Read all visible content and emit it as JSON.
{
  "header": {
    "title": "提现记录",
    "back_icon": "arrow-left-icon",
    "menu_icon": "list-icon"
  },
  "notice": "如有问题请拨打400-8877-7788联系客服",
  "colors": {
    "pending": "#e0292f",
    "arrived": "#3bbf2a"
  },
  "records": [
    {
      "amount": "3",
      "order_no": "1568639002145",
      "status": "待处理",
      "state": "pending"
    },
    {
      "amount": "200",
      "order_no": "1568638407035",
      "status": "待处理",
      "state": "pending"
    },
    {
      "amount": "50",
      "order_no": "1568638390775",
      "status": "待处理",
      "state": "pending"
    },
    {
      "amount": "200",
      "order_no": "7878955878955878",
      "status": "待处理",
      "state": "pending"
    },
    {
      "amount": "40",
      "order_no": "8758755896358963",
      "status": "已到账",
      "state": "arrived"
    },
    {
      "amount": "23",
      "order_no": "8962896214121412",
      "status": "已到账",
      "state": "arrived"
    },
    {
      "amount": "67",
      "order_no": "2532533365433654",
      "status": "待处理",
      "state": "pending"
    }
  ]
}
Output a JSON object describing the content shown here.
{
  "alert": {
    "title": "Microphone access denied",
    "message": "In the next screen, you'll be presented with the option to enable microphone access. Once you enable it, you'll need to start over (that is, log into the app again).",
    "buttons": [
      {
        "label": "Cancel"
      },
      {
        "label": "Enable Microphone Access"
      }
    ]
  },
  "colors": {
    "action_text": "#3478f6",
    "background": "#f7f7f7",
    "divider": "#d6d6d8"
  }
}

****************

SET PROBLEM>
From the data above, extract every line in its exact form.

OUTPUT FOR THIS EXERCISE>
Read all visible content and emit it as JSON.
{
  "header": {
    "title": "提现记录",
    "back_icon": "arrow-left-icon",
    "menu_icon": "list-icon"
  },
  "notice": "如有问题请拨打400-8877-7788联系客服",
  "colors": {
    "pending": "#e0292f",
    "arrived": "#3bbf2a"
  },
  "records": [
    {
      "amount": "3",
      "order_no": "1568639002145",
      "status": "待处理",
      "state": "pending"
    },
    {
      "amount": "200",
      "order_no": "1568638407035",
      "status": "待处理",
      "state": "pending"
    },
    {
      "amount": "50",
      "order_no": "1568638390775",
      "status": "待处理",
      "state": "pending"
    },
    {
      "amount": "200",
      "order_no": "7878955878955878",
      "status": "待处理",
      "state": "pending"
    },
    {
      "amount": "40",
      "order_no": "8758755896358963",
      "status": "已到账",
      "state": "arrived"
    },
    {
      "amount": "23",
      "order_no": "8962896214121412",
      "status": "已到账",
      "state": "arrived"
    },
    {
      "amount": "67",
      "order_no": "2532533365433654",
      "status": "待处理",
      "state": "pending"
    }
  ]
}
Output a JSON object describing the content shown here.
{
  "alert": {
    "title": "Microphone access denied",
    "message": "In the next screen, you'll be presented with the option to enable microphone access. Once you enable it, you'll need to start over (that is, log into the app again).",
    "buttons": [
      {
        "label": "Cancel"
      },
      {
        "label": "Enable Microphone Access"
      }
    ]
  },
  "colors": {
    "action_text": "#3478f6",
    "background": "#f7f7f7",
    "divider": "#d6d6d8"
  }
}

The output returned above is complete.